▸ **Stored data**
____________________

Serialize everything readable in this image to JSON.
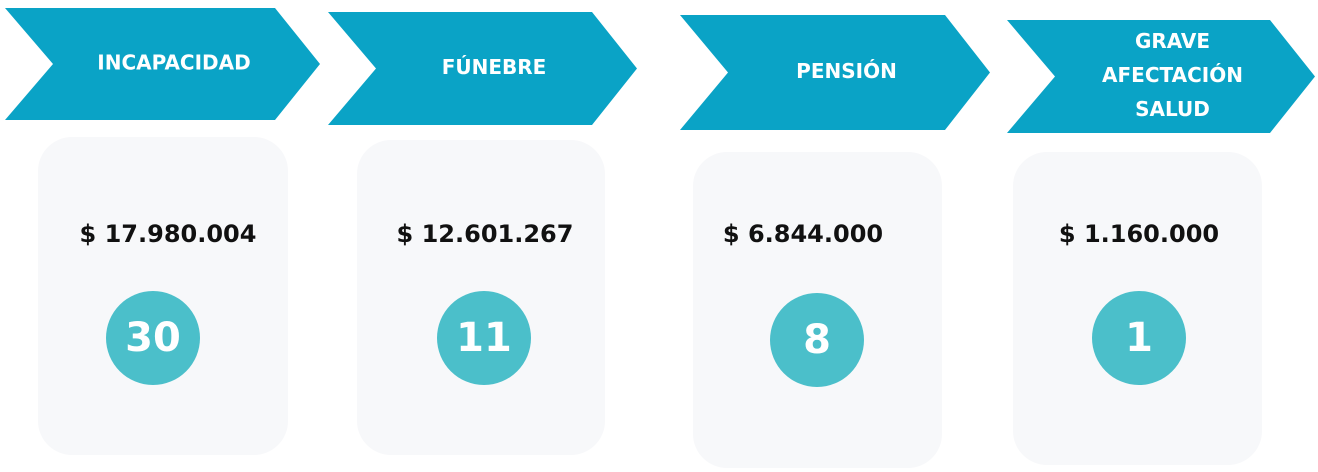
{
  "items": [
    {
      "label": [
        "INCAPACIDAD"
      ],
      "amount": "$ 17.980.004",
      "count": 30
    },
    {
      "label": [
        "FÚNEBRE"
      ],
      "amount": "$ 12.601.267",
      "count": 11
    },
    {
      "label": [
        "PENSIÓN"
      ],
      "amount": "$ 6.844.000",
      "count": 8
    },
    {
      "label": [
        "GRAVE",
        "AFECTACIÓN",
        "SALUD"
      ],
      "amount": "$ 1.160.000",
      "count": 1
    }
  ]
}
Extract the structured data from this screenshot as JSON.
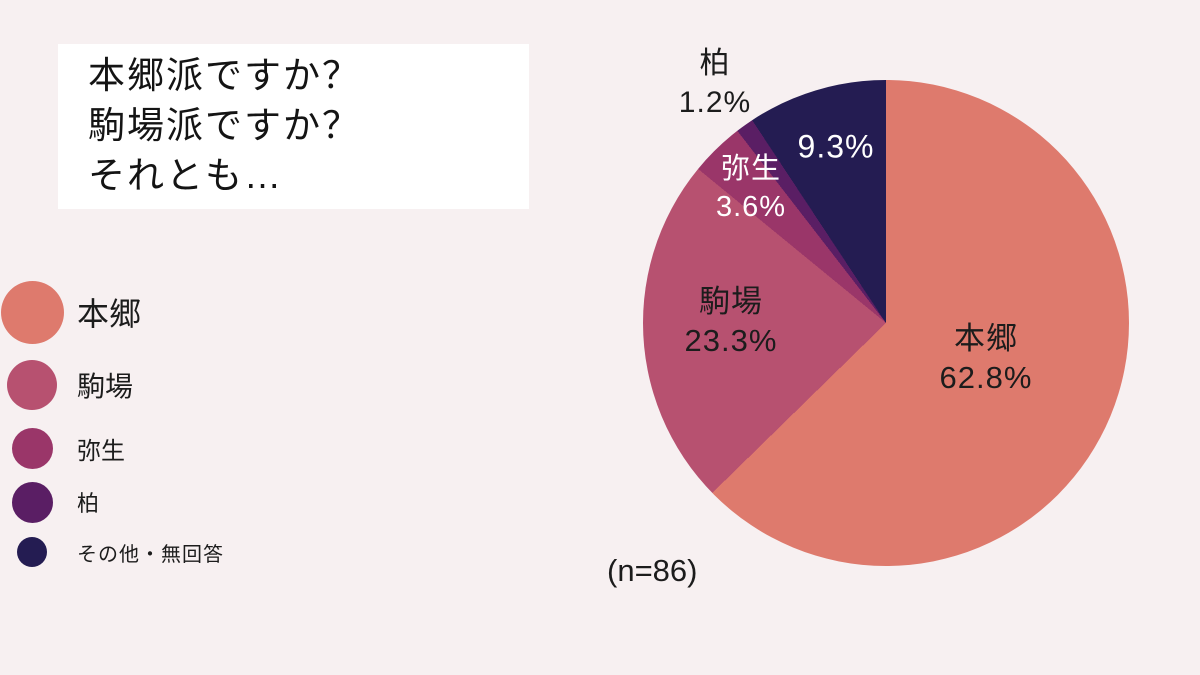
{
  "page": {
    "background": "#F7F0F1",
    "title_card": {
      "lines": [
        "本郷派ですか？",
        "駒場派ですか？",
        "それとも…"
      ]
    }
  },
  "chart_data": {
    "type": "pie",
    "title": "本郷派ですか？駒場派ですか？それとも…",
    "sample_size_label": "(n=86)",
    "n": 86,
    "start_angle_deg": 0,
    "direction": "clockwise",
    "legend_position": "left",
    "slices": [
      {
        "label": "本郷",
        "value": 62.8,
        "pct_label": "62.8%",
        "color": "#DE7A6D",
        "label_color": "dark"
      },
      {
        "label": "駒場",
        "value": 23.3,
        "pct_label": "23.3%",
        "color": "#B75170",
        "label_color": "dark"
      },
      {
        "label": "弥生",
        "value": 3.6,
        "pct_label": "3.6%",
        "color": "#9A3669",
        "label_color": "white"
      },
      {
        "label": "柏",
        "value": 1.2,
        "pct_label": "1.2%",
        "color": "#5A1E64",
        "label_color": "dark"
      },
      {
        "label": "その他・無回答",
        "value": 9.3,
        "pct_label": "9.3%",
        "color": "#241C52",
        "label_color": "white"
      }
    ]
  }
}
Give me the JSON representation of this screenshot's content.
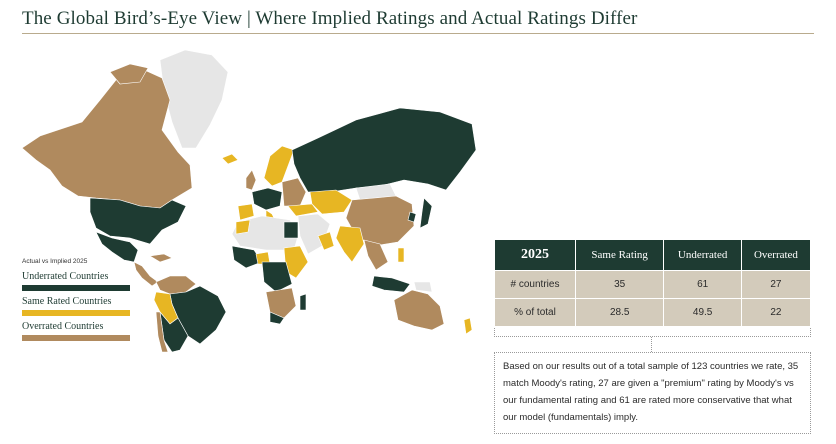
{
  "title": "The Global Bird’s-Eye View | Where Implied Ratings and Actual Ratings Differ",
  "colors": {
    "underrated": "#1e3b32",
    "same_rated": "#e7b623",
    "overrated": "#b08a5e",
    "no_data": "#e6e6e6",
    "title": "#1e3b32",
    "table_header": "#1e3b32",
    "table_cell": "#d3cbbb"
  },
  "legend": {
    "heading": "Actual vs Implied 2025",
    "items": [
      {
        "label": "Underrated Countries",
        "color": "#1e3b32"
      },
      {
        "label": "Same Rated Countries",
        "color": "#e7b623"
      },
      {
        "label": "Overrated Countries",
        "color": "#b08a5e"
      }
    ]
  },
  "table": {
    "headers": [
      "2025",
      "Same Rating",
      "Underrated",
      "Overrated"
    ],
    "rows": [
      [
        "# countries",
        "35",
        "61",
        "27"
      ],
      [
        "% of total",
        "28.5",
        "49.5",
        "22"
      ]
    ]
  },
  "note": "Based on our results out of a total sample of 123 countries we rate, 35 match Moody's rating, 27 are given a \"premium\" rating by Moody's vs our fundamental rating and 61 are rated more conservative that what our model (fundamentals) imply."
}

____________________

▸ **Problem requirements**
Go through the material above and count the lines that contain "JSON"; answer with the number alone.

▸ **Exercise output**
3